— START DATA FOR THIS TASK —

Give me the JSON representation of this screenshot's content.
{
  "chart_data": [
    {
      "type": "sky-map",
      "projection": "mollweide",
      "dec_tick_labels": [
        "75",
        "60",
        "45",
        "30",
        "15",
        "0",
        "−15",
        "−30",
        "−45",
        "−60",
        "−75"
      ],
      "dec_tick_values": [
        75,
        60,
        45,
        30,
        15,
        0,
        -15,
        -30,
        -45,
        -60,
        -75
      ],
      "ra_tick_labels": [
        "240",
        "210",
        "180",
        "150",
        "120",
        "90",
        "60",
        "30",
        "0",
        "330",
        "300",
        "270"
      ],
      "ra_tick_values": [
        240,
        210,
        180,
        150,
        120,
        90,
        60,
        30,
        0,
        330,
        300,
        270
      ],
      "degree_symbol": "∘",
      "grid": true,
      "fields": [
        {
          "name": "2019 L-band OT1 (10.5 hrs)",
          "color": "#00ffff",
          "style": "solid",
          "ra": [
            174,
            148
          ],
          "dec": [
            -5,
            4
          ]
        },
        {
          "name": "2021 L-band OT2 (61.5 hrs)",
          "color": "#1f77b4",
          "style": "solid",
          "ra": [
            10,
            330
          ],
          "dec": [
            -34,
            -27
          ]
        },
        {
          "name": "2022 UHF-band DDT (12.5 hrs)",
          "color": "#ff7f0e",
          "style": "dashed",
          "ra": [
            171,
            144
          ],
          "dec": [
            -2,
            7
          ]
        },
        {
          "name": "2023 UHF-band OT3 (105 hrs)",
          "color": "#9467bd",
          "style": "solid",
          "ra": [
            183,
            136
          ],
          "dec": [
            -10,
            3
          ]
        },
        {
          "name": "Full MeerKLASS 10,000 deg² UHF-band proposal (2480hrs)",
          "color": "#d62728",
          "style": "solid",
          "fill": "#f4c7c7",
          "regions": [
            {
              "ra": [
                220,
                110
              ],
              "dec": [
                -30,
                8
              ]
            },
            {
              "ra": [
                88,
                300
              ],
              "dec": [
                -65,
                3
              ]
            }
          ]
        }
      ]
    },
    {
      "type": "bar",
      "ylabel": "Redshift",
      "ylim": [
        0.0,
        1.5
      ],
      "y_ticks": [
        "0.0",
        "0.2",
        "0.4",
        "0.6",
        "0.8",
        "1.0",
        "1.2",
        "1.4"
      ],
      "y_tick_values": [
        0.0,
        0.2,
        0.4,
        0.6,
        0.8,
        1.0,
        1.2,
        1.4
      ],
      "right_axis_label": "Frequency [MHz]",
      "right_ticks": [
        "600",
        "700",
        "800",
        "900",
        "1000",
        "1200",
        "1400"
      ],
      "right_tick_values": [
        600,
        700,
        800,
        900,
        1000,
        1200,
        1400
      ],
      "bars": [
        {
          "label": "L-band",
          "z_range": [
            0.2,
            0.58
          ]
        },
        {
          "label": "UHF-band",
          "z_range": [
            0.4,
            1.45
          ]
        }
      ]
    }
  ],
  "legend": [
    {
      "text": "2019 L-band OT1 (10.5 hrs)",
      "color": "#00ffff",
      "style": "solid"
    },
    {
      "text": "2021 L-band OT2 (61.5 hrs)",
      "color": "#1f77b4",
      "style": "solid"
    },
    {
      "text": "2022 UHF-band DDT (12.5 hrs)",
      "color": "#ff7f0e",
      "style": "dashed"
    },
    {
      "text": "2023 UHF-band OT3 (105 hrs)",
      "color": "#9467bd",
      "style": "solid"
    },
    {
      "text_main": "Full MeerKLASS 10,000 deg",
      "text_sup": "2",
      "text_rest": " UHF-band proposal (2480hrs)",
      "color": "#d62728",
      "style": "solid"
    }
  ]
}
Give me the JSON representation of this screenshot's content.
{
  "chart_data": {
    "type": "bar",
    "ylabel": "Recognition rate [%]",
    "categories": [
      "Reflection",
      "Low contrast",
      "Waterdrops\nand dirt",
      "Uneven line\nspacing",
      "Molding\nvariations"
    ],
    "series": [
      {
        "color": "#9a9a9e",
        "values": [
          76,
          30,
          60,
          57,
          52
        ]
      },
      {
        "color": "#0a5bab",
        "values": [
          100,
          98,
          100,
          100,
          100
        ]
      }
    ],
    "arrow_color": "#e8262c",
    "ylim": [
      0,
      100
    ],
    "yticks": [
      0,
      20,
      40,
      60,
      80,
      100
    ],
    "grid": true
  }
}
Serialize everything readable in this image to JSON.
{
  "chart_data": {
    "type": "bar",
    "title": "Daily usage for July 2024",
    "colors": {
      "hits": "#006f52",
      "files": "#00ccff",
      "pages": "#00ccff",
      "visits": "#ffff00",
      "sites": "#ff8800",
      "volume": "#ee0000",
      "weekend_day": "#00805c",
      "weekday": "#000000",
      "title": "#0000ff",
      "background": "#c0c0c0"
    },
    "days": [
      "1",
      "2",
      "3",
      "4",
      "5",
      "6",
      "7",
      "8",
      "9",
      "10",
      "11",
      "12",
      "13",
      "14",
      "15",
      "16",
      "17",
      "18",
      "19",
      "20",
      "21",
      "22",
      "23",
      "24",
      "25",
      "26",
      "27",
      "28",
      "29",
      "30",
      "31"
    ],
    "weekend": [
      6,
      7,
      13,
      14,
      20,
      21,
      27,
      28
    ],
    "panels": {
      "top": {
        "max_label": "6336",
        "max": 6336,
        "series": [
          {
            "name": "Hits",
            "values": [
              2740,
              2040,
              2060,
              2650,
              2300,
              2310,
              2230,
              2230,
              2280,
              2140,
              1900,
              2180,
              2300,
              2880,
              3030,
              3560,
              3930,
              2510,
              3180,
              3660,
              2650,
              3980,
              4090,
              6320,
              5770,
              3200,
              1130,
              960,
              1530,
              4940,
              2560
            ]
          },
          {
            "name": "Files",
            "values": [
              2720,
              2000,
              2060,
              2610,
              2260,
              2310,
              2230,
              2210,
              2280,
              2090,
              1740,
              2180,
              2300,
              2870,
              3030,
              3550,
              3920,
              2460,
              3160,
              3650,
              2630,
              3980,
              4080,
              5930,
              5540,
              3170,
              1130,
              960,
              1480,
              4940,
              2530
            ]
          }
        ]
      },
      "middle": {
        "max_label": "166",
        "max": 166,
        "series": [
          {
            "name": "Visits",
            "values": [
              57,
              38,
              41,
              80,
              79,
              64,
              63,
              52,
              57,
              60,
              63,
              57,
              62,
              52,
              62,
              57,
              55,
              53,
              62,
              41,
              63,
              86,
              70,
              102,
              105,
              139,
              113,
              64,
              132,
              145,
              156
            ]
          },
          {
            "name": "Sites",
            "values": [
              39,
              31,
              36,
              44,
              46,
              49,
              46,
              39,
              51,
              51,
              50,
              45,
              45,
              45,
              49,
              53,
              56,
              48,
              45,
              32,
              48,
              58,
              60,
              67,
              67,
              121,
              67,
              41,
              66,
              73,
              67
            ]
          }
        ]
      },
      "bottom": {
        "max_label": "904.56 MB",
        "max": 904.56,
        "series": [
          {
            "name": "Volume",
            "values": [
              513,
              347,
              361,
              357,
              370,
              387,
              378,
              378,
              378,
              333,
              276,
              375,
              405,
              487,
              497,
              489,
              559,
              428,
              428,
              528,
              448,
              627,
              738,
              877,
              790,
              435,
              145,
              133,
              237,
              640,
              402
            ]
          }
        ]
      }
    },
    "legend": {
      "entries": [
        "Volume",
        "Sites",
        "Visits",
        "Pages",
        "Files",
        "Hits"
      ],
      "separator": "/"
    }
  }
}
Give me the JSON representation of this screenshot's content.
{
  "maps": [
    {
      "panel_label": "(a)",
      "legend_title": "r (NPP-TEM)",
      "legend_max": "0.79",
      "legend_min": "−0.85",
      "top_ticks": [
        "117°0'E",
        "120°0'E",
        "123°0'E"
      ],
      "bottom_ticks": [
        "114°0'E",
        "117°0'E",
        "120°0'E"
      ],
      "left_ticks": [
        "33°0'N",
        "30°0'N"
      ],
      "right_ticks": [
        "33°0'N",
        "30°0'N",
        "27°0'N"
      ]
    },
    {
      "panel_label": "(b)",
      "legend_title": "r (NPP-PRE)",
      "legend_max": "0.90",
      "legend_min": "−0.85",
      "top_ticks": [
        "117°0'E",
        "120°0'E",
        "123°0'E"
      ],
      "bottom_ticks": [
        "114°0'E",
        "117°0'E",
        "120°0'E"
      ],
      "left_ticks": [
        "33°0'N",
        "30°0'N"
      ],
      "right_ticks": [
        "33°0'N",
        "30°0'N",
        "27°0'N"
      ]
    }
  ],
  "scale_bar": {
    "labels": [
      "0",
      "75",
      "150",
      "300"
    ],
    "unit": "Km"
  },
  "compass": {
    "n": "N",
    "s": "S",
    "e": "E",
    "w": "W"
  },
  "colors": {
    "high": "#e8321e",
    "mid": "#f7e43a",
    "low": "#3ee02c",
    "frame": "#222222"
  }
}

— END DATA FOR THIS TASK —

- [PROBLEM TO SOLVE]
Pull every line containing "name" out of the records.

- [SOLUTION BELOW]
          "name": "2019 L-band OT1 (10.5 hrs)",
          "name": "2021 L-band OT2 (61.5 hrs)",
          "name": "2022 UHF-band DDT (12.5 hrs)",
          "name": "2023 UHF-band OT3 (105 hrs)",
          "name": "Full MeerKLASS 10,000 deg² UHF-band proposal (2480hrs)",
            "name": "Hits",
            "name": "Files",
            "name": "Visits",
            "name": "Sites",
            "name": "Volume",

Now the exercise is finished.